### WHAT IS BEING ASKED
Gather all lines in the entries below that include the word "DPBoost".

### DATA LISTING
☆ ☆ ☆ ☆ ☆ ☆ ☆
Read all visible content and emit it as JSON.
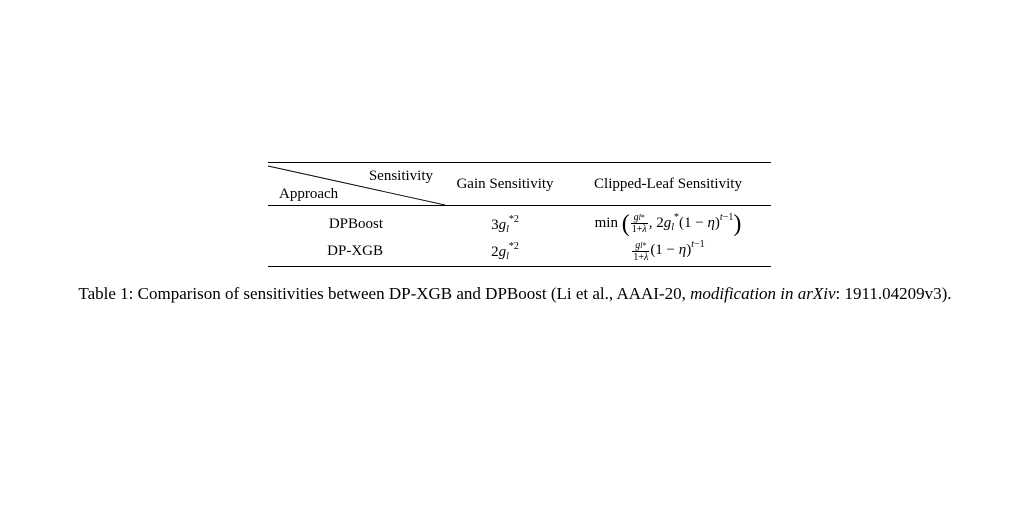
{
  "table": {
    "header": {
      "diag_top": "Sensitivity",
      "diag_bottom": "Approach",
      "gain": "Gain Sensitivity",
      "clipped": "Clipped-Leaf Sensitivity"
    },
    "rows": [
      {
        "approach": "DPBoost",
        "gain": "3g_l^{*2}",
        "clipped": "min( g_l^*/(1+λ), 2g_l^*(1−η)^{t−1} )"
      },
      {
        "approach": "DP-XGB",
        "gain": "2g_l^{*2}",
        "clipped": "g_l^*/(1+λ) (1−η)^{t−1}"
      }
    ]
  },
  "caption": {
    "prefix": "Table 1: Comparison of sensitivities between DP-XGB and DPBoost (Li et al., AAAI-20, ",
    "italic": "modification in arXiv",
    "suffix": ": 1911.04209v3)."
  }
}
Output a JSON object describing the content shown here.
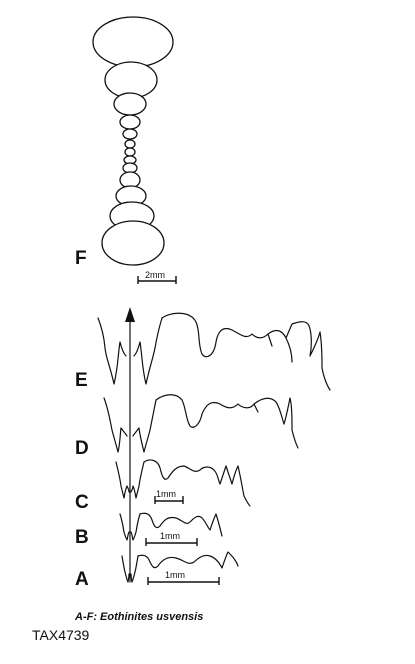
{
  "figure": {
    "labels": {
      "F": "F",
      "E": "E",
      "D": "D",
      "C": "C",
      "B": "B",
      "A": "A"
    },
    "scale_bars": {
      "F": "2mm",
      "C": "1mm",
      "B": "1mm",
      "A": "1mm"
    },
    "caption": "A-F: Eothinites usvensis",
    "specimen_id": "TAX4739"
  }
}
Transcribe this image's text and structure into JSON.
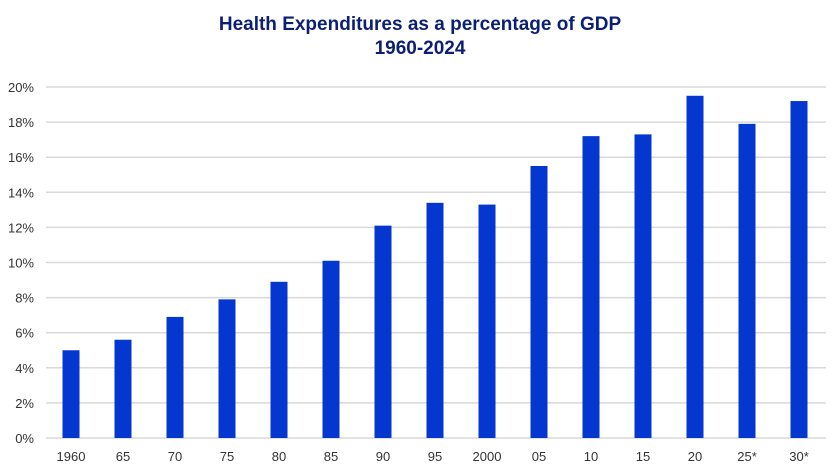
{
  "chart_data": {
    "type": "bar",
    "title": "Health Expenditures as a percentage of GDP",
    "subtitle": "1960-2024",
    "xlabel": "",
    "ylabel": "",
    "categories": [
      "1960",
      "65",
      "70",
      "75",
      "80",
      "85",
      "90",
      "95",
      "2000",
      "05",
      "10",
      "15",
      "20",
      "25*",
      "30*"
    ],
    "values": [
      5.0,
      5.6,
      6.9,
      7.9,
      8.9,
      10.1,
      12.1,
      13.4,
      13.3,
      15.5,
      17.2,
      17.3,
      19.5,
      17.9,
      19.2
    ],
    "ylim": [
      0,
      20
    ],
    "yticks": [
      "0%",
      "2%",
      "4%",
      "6%",
      "8%",
      "10%",
      "12%",
      "14%",
      "16%",
      "18%",
      "20%"
    ],
    "grid": true,
    "legend": "none",
    "colors": {
      "bar": "#0437cf",
      "title": "#0b1f73",
      "grid": "#d9d9d9",
      "axis_text": "#333333"
    }
  }
}
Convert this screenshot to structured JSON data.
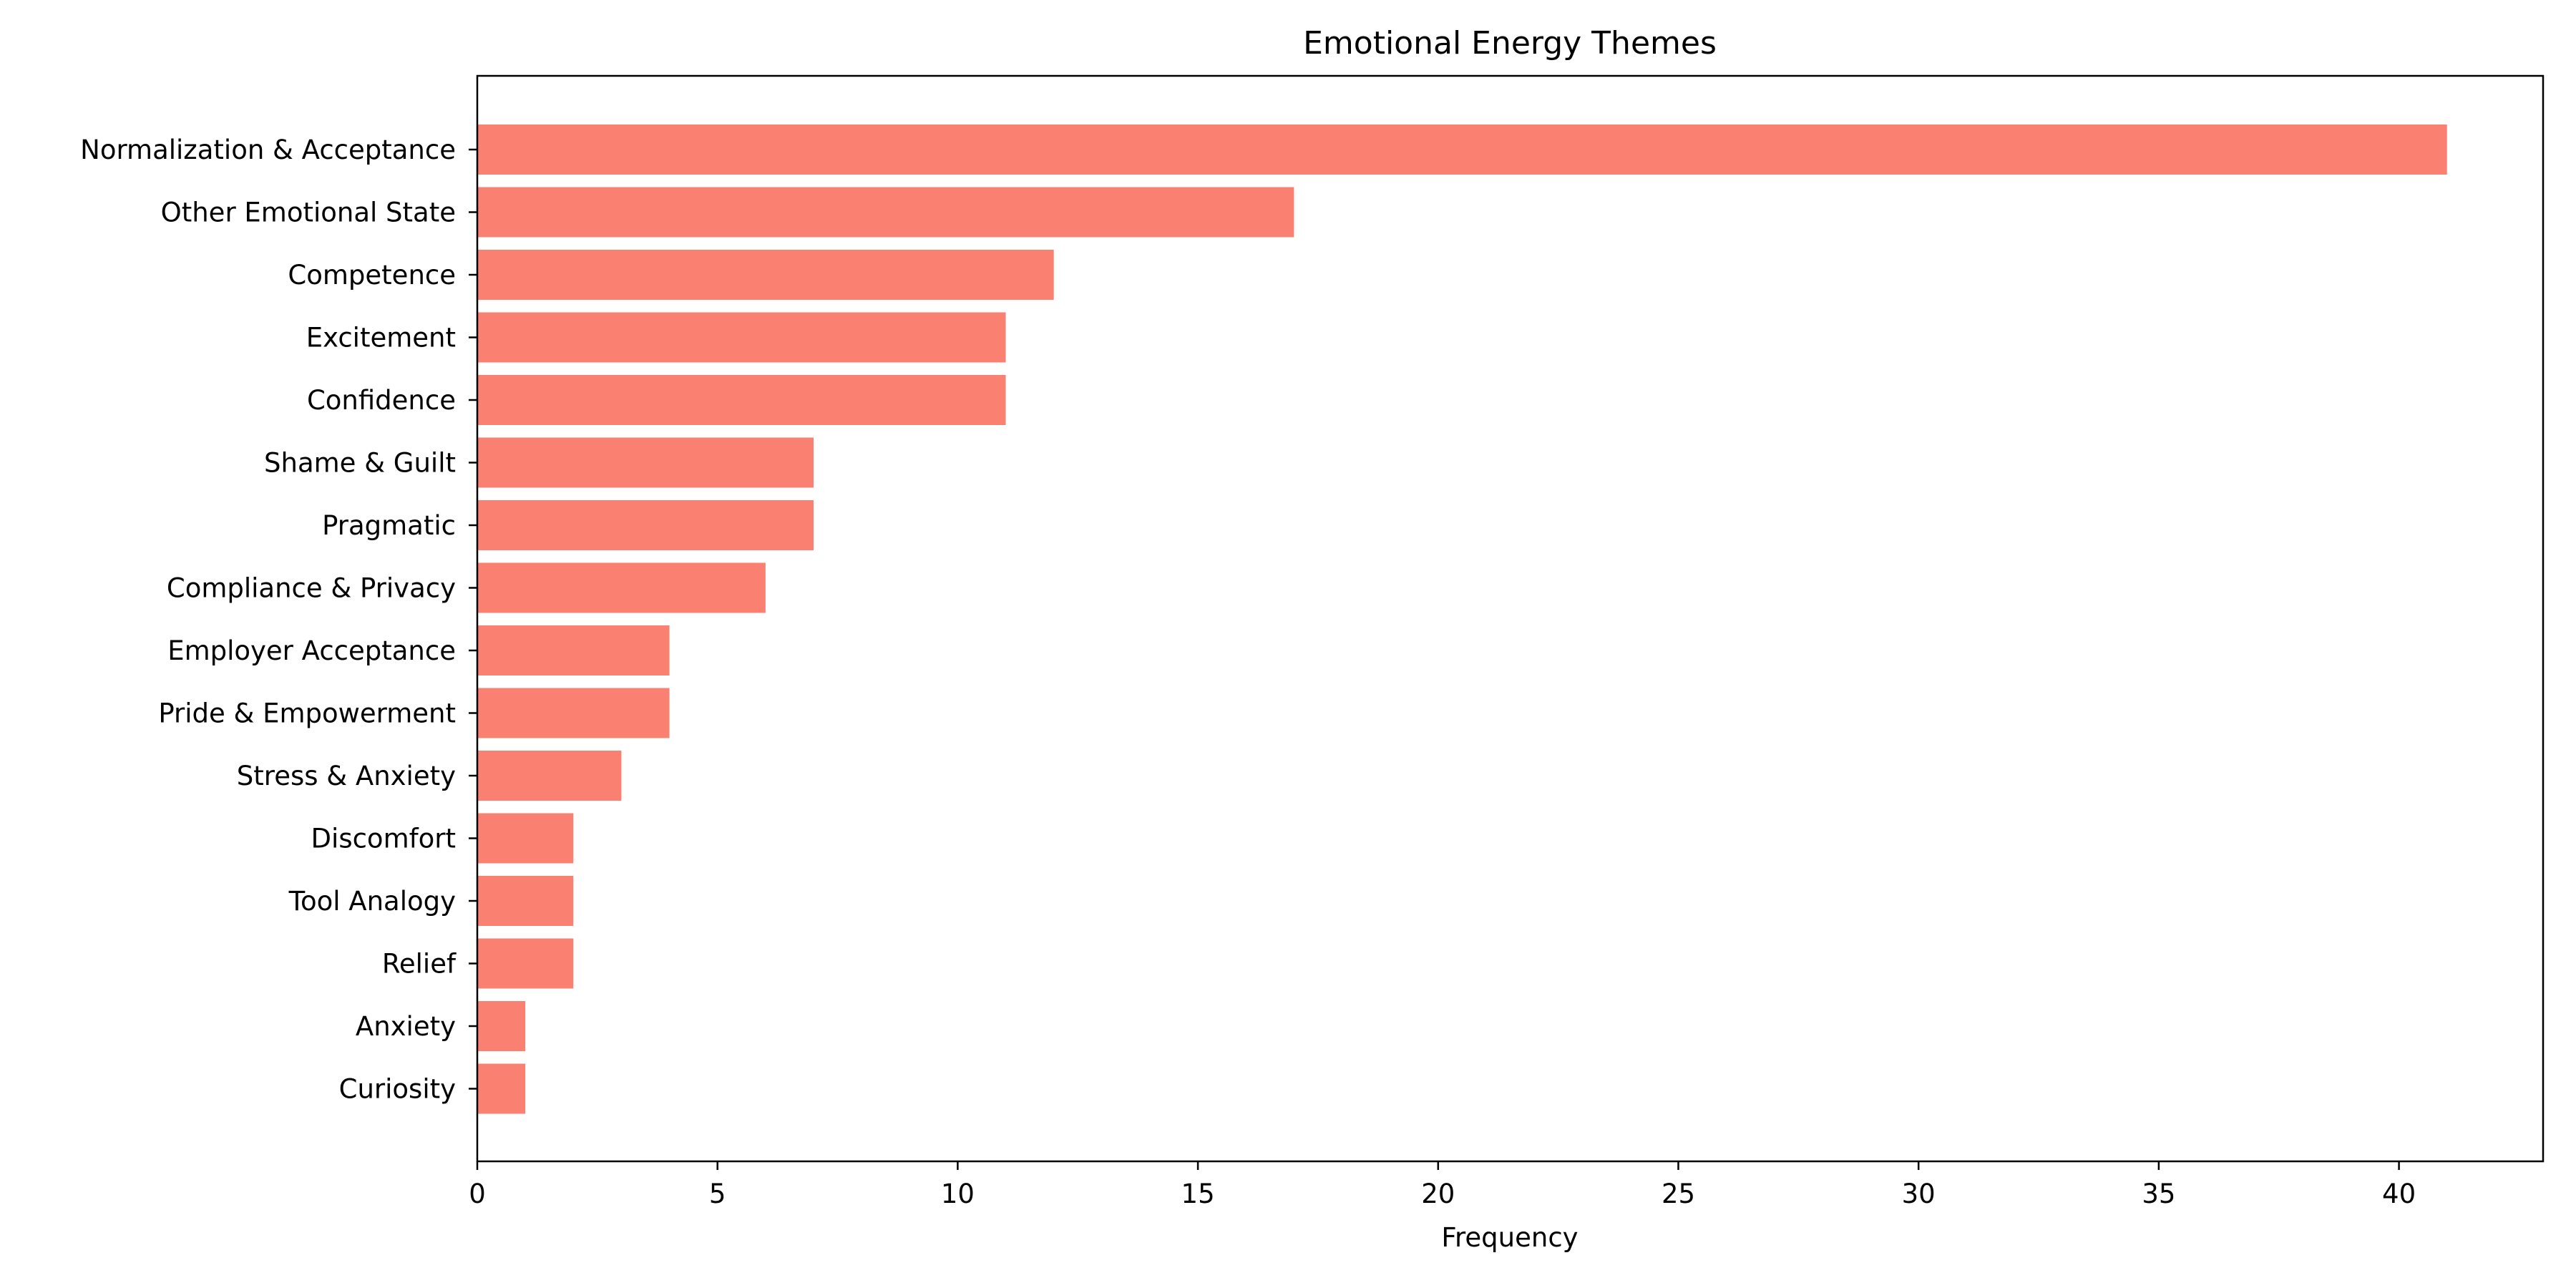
{
  "chart_data": {
    "type": "bar",
    "orientation": "horizontal",
    "title": "Emotional Energy Themes",
    "xlabel": "Frequency",
    "ylabel": "",
    "categories": [
      "Normalization & Acceptance",
      "Other Emotional State",
      "Competence",
      "Excitement",
      "Confidence",
      "Shame & Guilt",
      "Pragmatic",
      "Compliance & Privacy",
      "Employer Acceptance",
      "Pride & Empowerment",
      "Stress & Anxiety",
      "Discomfort",
      "Tool Analogy",
      "Relief",
      "Anxiety",
      "Curiosity"
    ],
    "values": [
      41,
      17,
      12,
      11,
      11,
      7,
      7,
      6,
      4,
      4,
      3,
      2,
      2,
      2,
      1,
      1
    ],
    "xlim": [
      0,
      43
    ],
    "xticks": [
      0,
      5,
      10,
      15,
      20,
      25,
      30,
      35,
      40
    ],
    "grid": false,
    "bar_color": "#fa8072"
  }
}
☆ ☆ ☆ ☆ ☆ ☆ ☆
### REPLY TO THE EXERCISE
        "approach": "DPBoost",
    "prefix": "Table 1: Comparison of sensitivities between DP-XGB and DPBoost (Li et al., AAAI-20, ",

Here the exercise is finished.